***** Listed records *****
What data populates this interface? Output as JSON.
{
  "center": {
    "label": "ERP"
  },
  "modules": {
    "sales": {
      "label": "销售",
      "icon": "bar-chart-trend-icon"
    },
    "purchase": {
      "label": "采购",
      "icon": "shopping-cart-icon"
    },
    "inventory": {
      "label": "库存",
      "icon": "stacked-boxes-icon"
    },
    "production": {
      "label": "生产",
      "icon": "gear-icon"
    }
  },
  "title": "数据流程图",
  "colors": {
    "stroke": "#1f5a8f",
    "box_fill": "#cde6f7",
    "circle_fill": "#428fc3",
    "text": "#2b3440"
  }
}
*****
Written task: Every line above needs to be retyped exactly.

The response:
What data populates this interface? Output as JSON.
{
  "center": {
    "label": "ERP"
  },
  "modules": {
    "sales": {
      "label": "销售",
      "icon": "bar-chart-trend-icon"
    },
    "purchase": {
      "label": "采购",
      "icon": "shopping-cart-icon"
    },
    "inventory": {
      "label": "库存",
      "icon": "stacked-boxes-icon"
    },
    "production": {
      "label": "生产",
      "icon": "gear-icon"
    }
  },
  "title": "数据流程图",
  "colors": {
    "stroke": "#1f5a8f",
    "box_fill": "#cde6f7",
    "circle_fill": "#428fc3",
    "text": "#2b3440"
  }
}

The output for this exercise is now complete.